--- START OF Dataset ---

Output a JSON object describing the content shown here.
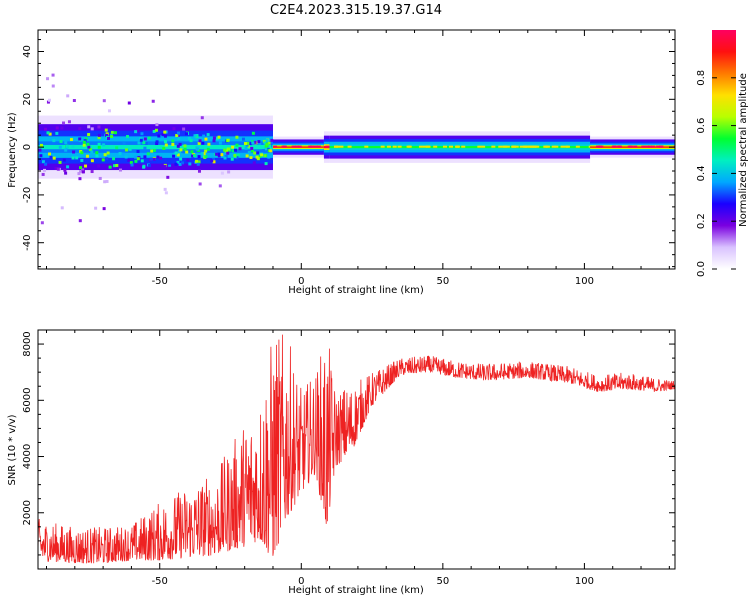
{
  "title": "C2E4.2023.315.19.37.G14",
  "chart_data": [
    {
      "type": "heatmap",
      "xlabel": "Height of straight line (km)",
      "ylabel": "Frequency (Hz)",
      "xlim": [
        -93,
        132
      ],
      "ylim": [
        -51,
        49
      ],
      "xticks": [
        -50,
        0,
        50,
        100
      ],
      "yticks": [
        -40,
        -20,
        0,
        20,
        40
      ],
      "colorbar": {
        "label": "Normalized spectral amplitude",
        "range": [
          0,
          1
        ],
        "ticks": [
          "0.0",
          "0.2",
          "0.4",
          "0.6",
          "0.8"
        ],
        "colormap": [
          "#ffffff",
          "#d9c2ff",
          "#7a00e0",
          "#1a00ff",
          "#00a8ff",
          "#00f0c0",
          "#00ff30",
          "#b8ff00",
          "#ffe000",
          "#ff7a00",
          "#ff1010",
          "#ff0060"
        ]
      },
      "band": {
        "center_hz": 0,
        "segments": [
          {
            "x_from": -93,
            "x_to": -10,
            "half_width_hz": 6,
            "peak": 0.45,
            "scatter": true
          },
          {
            "x_from": -10,
            "x_to": 8,
            "half_width_hz": 2,
            "peak": 0.9,
            "scatter": false
          },
          {
            "x_from": 8,
            "x_to": 10,
            "half_width_hz": 3,
            "peak": 0.95,
            "scatter": false
          },
          {
            "x_from": 10,
            "x_to": 102,
            "half_width_hz": 3,
            "peak": 0.55,
            "scatter": false
          },
          {
            "x_from": 102,
            "x_to": 132,
            "half_width_hz": 2,
            "peak": 0.9,
            "scatter": false
          }
        ]
      },
      "grid": false
    },
    {
      "type": "line",
      "xlabel": "Height of straight line (km)",
      "ylabel": "SNR (10 * v/v)",
      "xlim": [
        -93,
        132
      ],
      "ylim": [
        0,
        8500
      ],
      "xticks": [
        -50,
        0,
        50,
        100
      ],
      "yticks": [
        2000,
        4000,
        6000,
        8000
      ],
      "series": [
        {
          "color": "#ee2222",
          "envelope": [
            {
              "x": -93,
              "lo": 300,
              "hi": 1800
            },
            {
              "x": -80,
              "lo": 200,
              "hi": 1500
            },
            {
              "x": -70,
              "lo": 200,
              "hi": 1500
            },
            {
              "x": -60,
              "lo": 300,
              "hi": 1600
            },
            {
              "x": -50,
              "lo": 300,
              "hi": 2400
            },
            {
              "x": -40,
              "lo": 400,
              "hi": 3000
            },
            {
              "x": -30,
              "lo": 500,
              "hi": 3500
            },
            {
              "x": -20,
              "lo": 800,
              "hi": 5300
            },
            {
              "x": -15,
              "lo": 1000,
              "hi": 6000
            },
            {
              "x": -10,
              "lo": 300,
              "hi": 8500
            },
            {
              "x": -5,
              "lo": 1800,
              "hi": 8400
            },
            {
              "x": 0,
              "lo": 2700,
              "hi": 6400
            },
            {
              "x": 5,
              "lo": 3400,
              "hi": 7000
            },
            {
              "x": 9,
              "lo": 1300,
              "hi": 8500
            },
            {
              "x": 12,
              "lo": 3600,
              "hi": 6400
            },
            {
              "x": 18,
              "lo": 4200,
              "hi": 6600
            },
            {
              "x": 25,
              "lo": 5800,
              "hi": 7000
            },
            {
              "x": 35,
              "lo": 6900,
              "hi": 7500
            },
            {
              "x": 45,
              "lo": 7000,
              "hi": 7600
            },
            {
              "x": 55,
              "lo": 6800,
              "hi": 7400
            },
            {
              "x": 65,
              "lo": 6700,
              "hi": 7300
            },
            {
              "x": 80,
              "lo": 6800,
              "hi": 7400
            },
            {
              "x": 95,
              "lo": 6600,
              "hi": 7200
            },
            {
              "x": 105,
              "lo": 6300,
              "hi": 6900
            },
            {
              "x": 115,
              "lo": 6400,
              "hi": 7000
            },
            {
              "x": 125,
              "lo": 6300,
              "hi": 6800
            },
            {
              "x": 132,
              "lo": 6400,
              "hi": 6700
            }
          ]
        }
      ],
      "grid": false
    }
  ]
}
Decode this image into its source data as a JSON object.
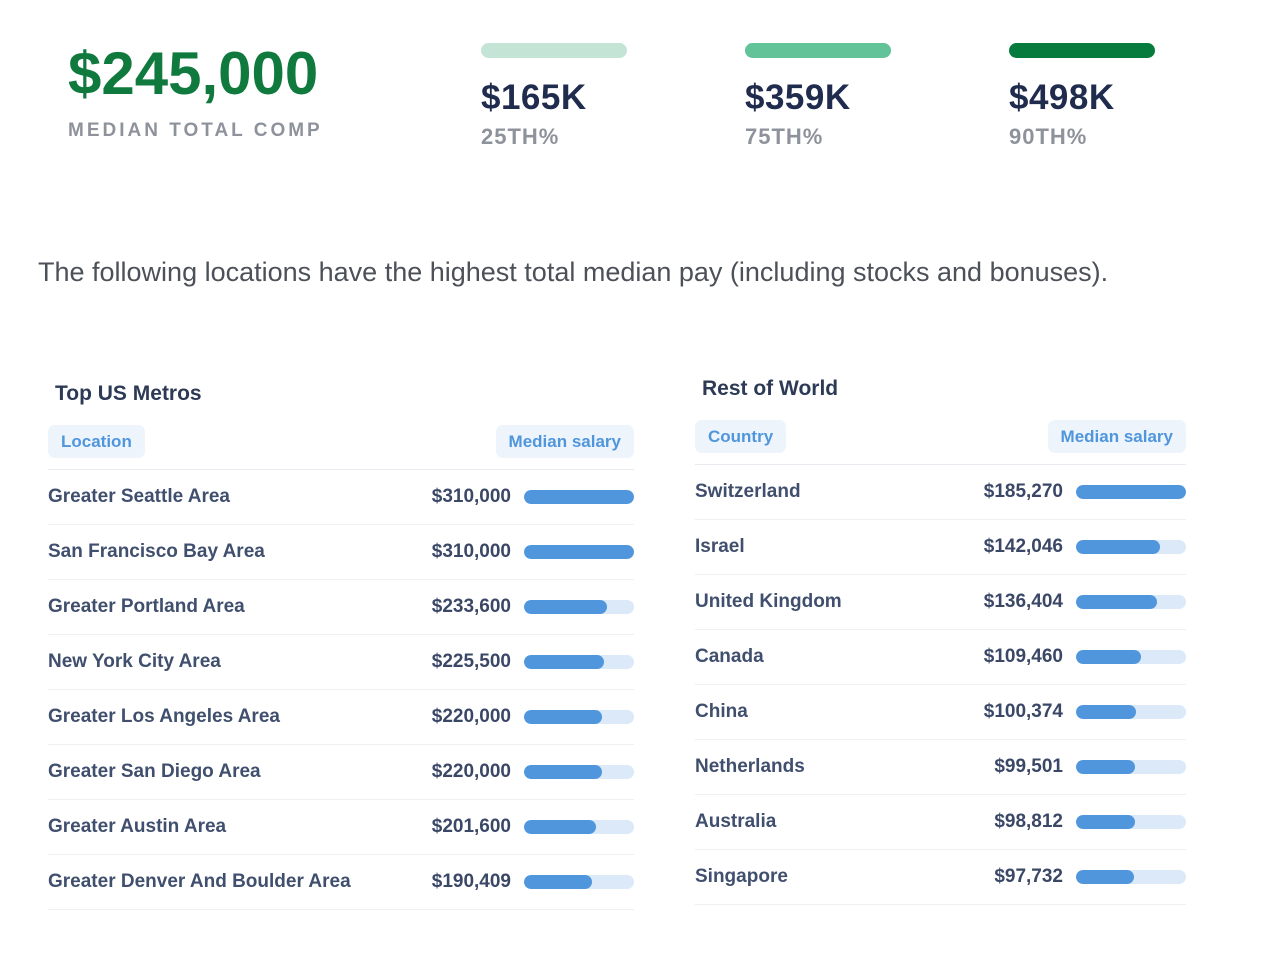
{
  "hero": {
    "value": "$245,000",
    "label": "MEDIAN TOTAL COMP"
  },
  "percentiles": [
    {
      "value": "$165K",
      "label": "25TH%",
      "bar_color": "#c4e5d5"
    },
    {
      "value": "$359K",
      "label": "75TH%",
      "bar_color": "#62c298"
    },
    {
      "value": "$498K",
      "label": "90TH%",
      "bar_color": "#067b3d"
    }
  ],
  "description": "The following locations have the highest total median pay (including stocks and bonuses).",
  "tables": [
    {
      "title": "Top US Metros",
      "columns": [
        "Location",
        "Median salary"
      ],
      "rows": [
        {
          "label": "Greater Seattle Area",
          "salary": "$310,000",
          "value": 310000
        },
        {
          "label": "San Francisco Bay Area",
          "salary": "$310,000",
          "value": 310000
        },
        {
          "label": "Greater Portland Area",
          "salary": "$233,600",
          "value": 233600
        },
        {
          "label": "New York City Area",
          "salary": "$225,500",
          "value": 225500
        },
        {
          "label": "Greater Los Angeles Area",
          "salary": "$220,000",
          "value": 220000
        },
        {
          "label": "Greater San Diego Area",
          "salary": "$220,000",
          "value": 220000
        },
        {
          "label": "Greater Austin Area",
          "salary": "$201,600",
          "value": 201600
        },
        {
          "label": "Greater Denver And Boulder Area",
          "salary": "$190,409",
          "value": 190409
        }
      ]
    },
    {
      "title": "Rest of World",
      "columns": [
        "Country",
        "Median salary"
      ],
      "rows": [
        {
          "label": "Switzerland",
          "salary": "$185,270",
          "value": 185270
        },
        {
          "label": "Israel",
          "salary": "$142,046",
          "value": 142046
        },
        {
          "label": "United Kingdom",
          "salary": "$136,404",
          "value": 136404
        },
        {
          "label": "Canada",
          "salary": "$109,460",
          "value": 109460
        },
        {
          "label": "China",
          "salary": "$100,374",
          "value": 100374
        },
        {
          "label": "Netherlands",
          "salary": "$99,501",
          "value": 99501
        },
        {
          "label": "Australia",
          "salary": "$98,812",
          "value": 98812
        },
        {
          "label": "Singapore",
          "salary": "$97,732",
          "value": 97732
        }
      ]
    }
  ],
  "colors": {
    "accent_green": "#107a3e",
    "pill_green_light": "#c4e5d5",
    "pill_green_mid": "#62c298",
    "pill_green_dark": "#067b3d",
    "stat_navy": "#202c4e",
    "label_gray": "#8e939b",
    "bar_blue": "#4f96dc",
    "bar_track": "#dbe9f9",
    "header_chip_bg": "#edf4fc",
    "header_chip_text": "#4f96dc"
  },
  "chart_data": [
    {
      "type": "bar",
      "title": "Total compensation percentiles",
      "categories": [
        "25TH%",
        "MEDIAN",
        "75TH%",
        "90TH%"
      ],
      "values": [
        165000,
        245000,
        359000,
        498000
      ],
      "annotations": [
        "$165K",
        "$245,000",
        "$359K",
        "$498K"
      ],
      "legend_position": "none",
      "grid": false
    },
    {
      "type": "table",
      "title": "Top US Metros",
      "columns": [
        "Location",
        "Median salary"
      ],
      "categories": [
        "Greater Seattle Area",
        "San Francisco Bay Area",
        "Greater Portland Area",
        "New York City Area",
        "Greater Los Angeles Area",
        "Greater San Diego Area",
        "Greater Austin Area",
        "Greater Denver And Boulder Area"
      ],
      "values": [
        310000,
        310000,
        233600,
        225500,
        220000,
        220000,
        201600,
        190409
      ],
      "bar_scale_max": 310000
    },
    {
      "type": "table",
      "title": "Rest of World",
      "columns": [
        "Country",
        "Median salary"
      ],
      "categories": [
        "Switzerland",
        "Israel",
        "United Kingdom",
        "Canada",
        "China",
        "Netherlands",
        "Australia",
        "Singapore"
      ],
      "values": [
        185270,
        142046,
        136404,
        109460,
        100374,
        99501,
        98812,
        97732
      ],
      "bar_scale_max": 185270
    }
  ]
}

--- END OF Dataset ---

Short task. State the count of lines in the data holding the word "Portland", adding nothing to it.

Full response. 2